Data shown =>
####

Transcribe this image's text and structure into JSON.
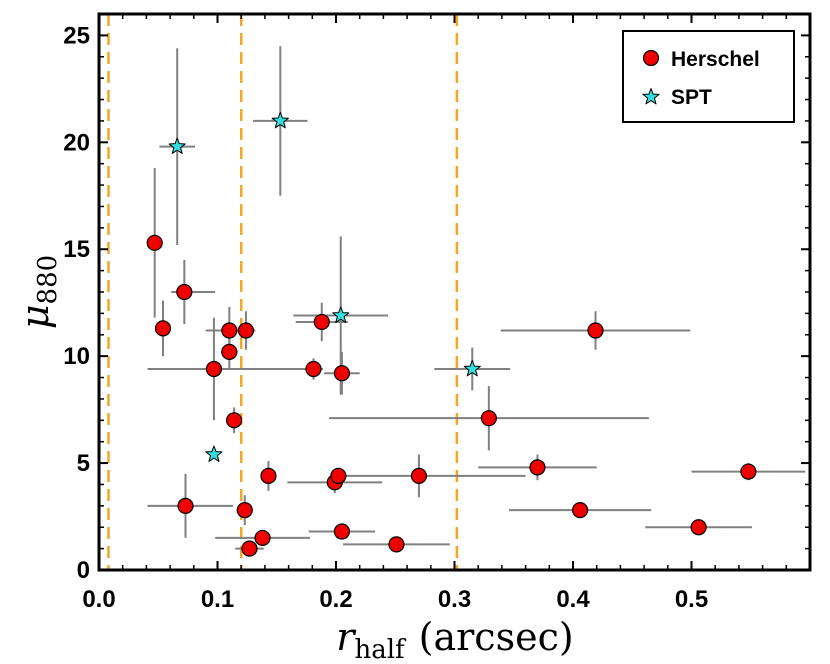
{
  "chart_data": {
    "type": "scatter",
    "xlabel": "r_half (arcsec)",
    "xlabel_main": "r",
    "xlabel_sub": "half",
    "xlabel_unit": "(arcsec)",
    "ylabel": "μ_880",
    "ylabel_main": "μ",
    "ylabel_sub": "880",
    "xlim": [
      0.0,
      0.6
    ],
    "ylim": [
      0,
      26
    ],
    "xticks": [
      0.0,
      0.1,
      0.2,
      0.3,
      0.4,
      0.5
    ],
    "xtick_labels": [
      "0.0",
      "0.1",
      "0.2",
      "0.3",
      "0.4",
      "0.5"
    ],
    "yticks": [
      0,
      5,
      10,
      15,
      20,
      25
    ],
    "ytick_labels": [
      "0",
      "5",
      "10",
      "15",
      "20",
      "25"
    ],
    "vlines": [
      0.008,
      0.12,
      0.302
    ],
    "vline_color": "#f5a623",
    "errorbar_color": "#808080",
    "legend_position": "top-right",
    "series": [
      {
        "name": "Herschel",
        "marker": "circle",
        "color": "#ee0000",
        "points": [
          {
            "x": 0.047,
            "y": 15.3,
            "xerr": [
              0.0,
              0.0
            ],
            "yerr": [
              3.5,
              3.5
            ]
          },
          {
            "x": 0.054,
            "y": 11.3,
            "xerr": [
              0.0,
              0.0
            ],
            "yerr": [
              1.3,
              1.3
            ]
          },
          {
            "x": 0.072,
            "y": 13.0,
            "xerr": [
              0.011,
              0.026
            ],
            "yerr": [
              1.5,
              1.5
            ]
          },
          {
            "x": 0.073,
            "y": 3.0,
            "xerr": [
              0.032,
              0.04
            ],
            "yerr": [
              1.5,
              1.5
            ]
          },
          {
            "x": 0.097,
            "y": 9.4,
            "xerr": [
              0.056,
              0.092
            ],
            "yerr": [
              2.4,
              2.4
            ]
          },
          {
            "x": 0.11,
            "y": 11.2,
            "xerr": [
              0.02,
              0.022
            ],
            "yerr": [
              1.1,
              1.1
            ]
          },
          {
            "x": 0.11,
            "y": 10.2,
            "xerr": [
              0.007,
              0.007
            ],
            "yerr": [
              0.8,
              0.8
            ]
          },
          {
            "x": 0.114,
            "y": 7.0,
            "xerr": [
              0.0,
              0.0
            ],
            "yerr": [
              0.6,
              0.6
            ]
          },
          {
            "x": 0.124,
            "y": 11.2,
            "xerr": [
              0.0,
              0.0
            ],
            "yerr": [
              0.9,
              0.9
            ]
          },
          {
            "x": 0.123,
            "y": 2.8,
            "xerr": [
              0.0,
              0.0
            ],
            "yerr": [
              0.7,
              0.7
            ]
          },
          {
            "x": 0.127,
            "y": 1.0,
            "xerr": [
              0.012,
              0.012
            ],
            "yerr": [
              0.3,
              0.3
            ]
          },
          {
            "x": 0.138,
            "y": 1.5,
            "xerr": [
              0.04,
              0.04
            ],
            "yerr": [
              0.3,
              0.3
            ]
          },
          {
            "x": 0.143,
            "y": 4.4,
            "xerr": [
              0.0,
              0.0
            ],
            "yerr": [
              0.7,
              0.7
            ]
          },
          {
            "x": 0.181,
            "y": 9.4,
            "xerr": [
              0.0,
              0.0
            ],
            "yerr": [
              0.5,
              0.5
            ]
          },
          {
            "x": 0.188,
            "y": 11.6,
            "xerr": [
              0.022,
              0.022
            ],
            "yerr": [
              0.9,
              0.9
            ]
          },
          {
            "x": 0.199,
            "y": 4.1,
            "xerr": [
              0.04,
              0.04
            ],
            "yerr": [
              0.5,
              0.5
            ]
          },
          {
            "x": 0.202,
            "y": 4.4,
            "xerr": [
              0.0,
              0.0
            ],
            "yerr": [
              0.3,
              0.3
            ]
          },
          {
            "x": 0.205,
            "y": 9.2,
            "xerr": [
              0.015,
              0.015
            ],
            "yerr": [
              1.0,
              1.0
            ]
          },
          {
            "x": 0.205,
            "y": 1.8,
            "xerr": [
              0.028,
              0.028
            ],
            "yerr": [
              0.3,
              0.3
            ]
          },
          {
            "x": 0.251,
            "y": 1.2,
            "xerr": [
              0.045,
              0.045
            ],
            "yerr": [
              0.2,
              0.2
            ]
          },
          {
            "x": 0.27,
            "y": 4.4,
            "xerr": [
              0.075,
              0.09
            ],
            "yerr": [
              1.0,
              1.0
            ]
          },
          {
            "x": 0.329,
            "y": 7.1,
            "xerr": [
              0.135,
              0.135
            ],
            "yerr": [
              1.5,
              1.5
            ]
          },
          {
            "x": 0.37,
            "y": 4.8,
            "xerr": [
              0.05,
              0.05
            ],
            "yerr": [
              0.6,
              0.6
            ]
          },
          {
            "x": 0.406,
            "y": 2.8,
            "xerr": [
              0.06,
              0.06
            ],
            "yerr": [
              0.3,
              0.3
            ]
          },
          {
            "x": 0.419,
            "y": 11.2,
            "xerr": [
              0.08,
              0.08
            ],
            "yerr": [
              0.9,
              0.9
            ]
          },
          {
            "x": 0.506,
            "y": 2.0,
            "xerr": [
              0.045,
              0.045
            ],
            "yerr": [
              0.2,
              0.2
            ]
          },
          {
            "x": 0.548,
            "y": 4.6,
            "xerr": [
              0.048,
              0.048
            ],
            "yerr": [
              0.4,
              0.4
            ]
          }
        ]
      },
      {
        "name": "SPT",
        "marker": "star",
        "color": "#33dddd",
        "points": [
          {
            "x": 0.066,
            "y": 19.8,
            "xerr": [
              0.015,
              0.015
            ],
            "yerr": [
              4.6,
              4.6
            ]
          },
          {
            "x": 0.097,
            "y": 5.4,
            "xerr": [
              0.0,
              0.0
            ],
            "yerr": [
              0.0,
              0.0
            ]
          },
          {
            "x": 0.153,
            "y": 21.0,
            "xerr": [
              0.023,
              0.023
            ],
            "yerr": [
              3.5,
              3.5
            ]
          },
          {
            "x": 0.204,
            "y": 11.9,
            "xerr": [
              0.04,
              0.04
            ],
            "yerr": [
              3.7,
              3.7
            ]
          },
          {
            "x": 0.315,
            "y": 9.4,
            "xerr": [
              0.032,
              0.032
            ],
            "yerr": [
              1.0,
              1.0
            ]
          }
        ]
      }
    ]
  }
}
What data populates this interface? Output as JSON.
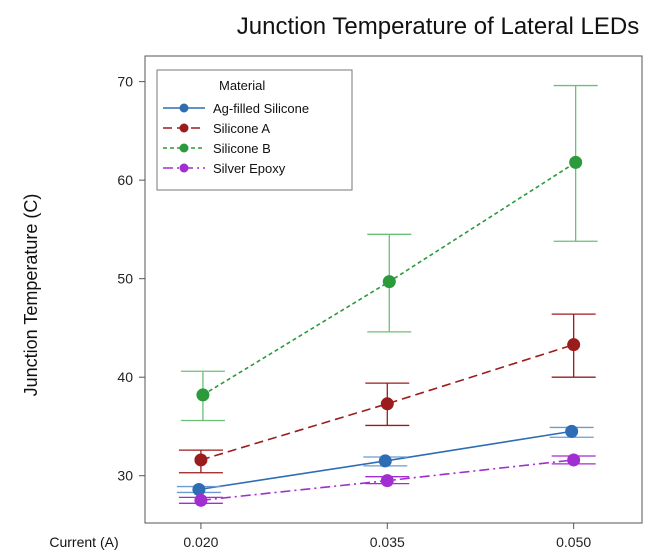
{
  "chart_data": {
    "type": "line",
    "title": "Junction Temperature of Lateral LEDs",
    "xlabel": "Current (A)",
    "ylabel": "Junction Temperature (C)",
    "categories": [
      "0.020",
      "0.035",
      "0.050"
    ],
    "x": [
      0.02,
      0.035,
      0.05
    ],
    "xlim": [
      0.0155,
      0.0555
    ],
    "ylim": [
      25.2,
      72.6
    ],
    "yticks": [
      30,
      40,
      50,
      60,
      70
    ],
    "grid": false,
    "legend": {
      "title": "Material",
      "position": "top-left"
    },
    "series": [
      {
        "name": "Ag-filled Silicone",
        "color": "#2E6DB4",
        "line_style": "solid",
        "values": [
          28.6,
          31.5,
          34.5
        ],
        "error_low": [
          28.3,
          31.0,
          33.9
        ],
        "error_high": [
          28.9,
          31.9,
          34.9
        ]
      },
      {
        "name": "Silicone A",
        "color": "#9B1C1C",
        "line_style": "dashed",
        "values": [
          31.6,
          37.3,
          43.3
        ],
        "error_low": [
          30.3,
          35.1,
          40.0
        ],
        "error_high": [
          32.6,
          39.4,
          46.4
        ]
      },
      {
        "name": "Silicone B",
        "color": "#2A9A3A",
        "line_style": "dotted",
        "values": [
          38.2,
          49.7,
          61.8
        ],
        "error_low": [
          35.6,
          44.6,
          53.8
        ],
        "error_high": [
          40.6,
          54.5,
          69.6
        ]
      },
      {
        "name": "Silver Epoxy",
        "color": "#A12ED1",
        "line_style": "dashdot",
        "values": [
          27.5,
          29.5,
          31.6
        ],
        "error_low": [
          27.2,
          29.2,
          31.2
        ],
        "error_high": [
          27.8,
          29.9,
          32.0
        ]
      }
    ]
  }
}
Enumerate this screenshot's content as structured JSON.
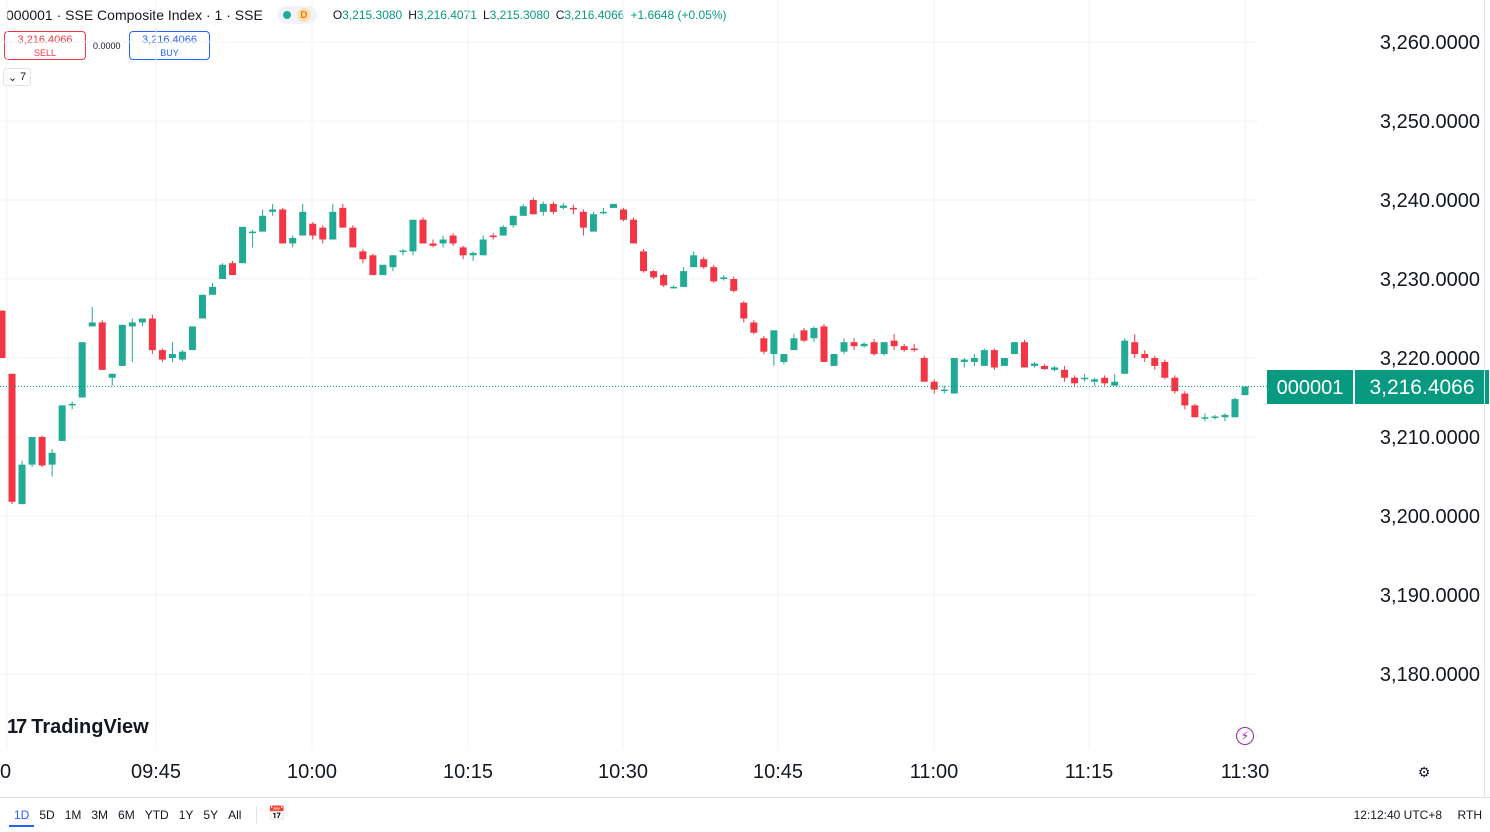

####

Description of the task => Starting with the line that holds "What data populates", repeat exactly every line through the end of the material above, both ends included, without the pictures.

Reply to the task =>
What data populates this interface? Output as JSON.
{
  "chart_data": {
    "type": "line",
    "title": "Junction Temperature of Lateral LEDs",
    "xlabel": "Current (A)",
    "ylabel": "Junction Temperature (C)",
    "categories": [
      "0.020",
      "0.035",
      "0.050"
    ],
    "x": [
      0.02,
      0.035,
      0.05
    ],
    "xlim": [
      0.0155,
      0.0555
    ],
    "ylim": [
      25.2,
      72.6
    ],
    "yticks": [
      30,
      40,
      50,
      60,
      70
    ],
    "grid": false,
    "legend": {
      "title": "Material",
      "position": "top-left"
    },
    "series": [
      {
        "name": "Ag-filled Silicone",
        "color": "#2E6DB4",
        "line_style": "solid",
        "values": [
          28.6,
          31.5,
          34.5
        ],
        "error_low": [
          28.3,
          31.0,
          33.9
        ],
        "error_high": [
          28.9,
          31.9,
          34.9
        ]
      },
      {
        "name": "Silicone A",
        "color": "#9B1C1C",
        "line_style": "dashed",
        "values": [
          31.6,
          37.3,
          43.3
        ],
        "error_low": [
          30.3,
          35.1,
          40.0
        ],
        "error_high": [
          32.6,
          39.4,
          46.4
        ]
      },
      {
        "name": "Silicone B",
        "color": "#2A9A3A",
        "line_style": "dotted",
        "values": [
          38.2,
          49.7,
          61.8
        ],
        "error_low": [
          35.6,
          44.6,
          53.8
        ],
        "error_high": [
          40.6,
          54.5,
          69.6
        ]
      },
      {
        "name": "Silver Epoxy",
        "color": "#A12ED1",
        "line_style": "dashdot",
        "values": [
          27.5,
          29.5,
          31.6
        ],
        "error_low": [
          27.2,
          29.2,
          31.2
        ],
        "error_high": [
          27.8,
          29.9,
          32.0
        ]
      }
    ]
  }
}
Enumerate this screenshot's content as structured JSON.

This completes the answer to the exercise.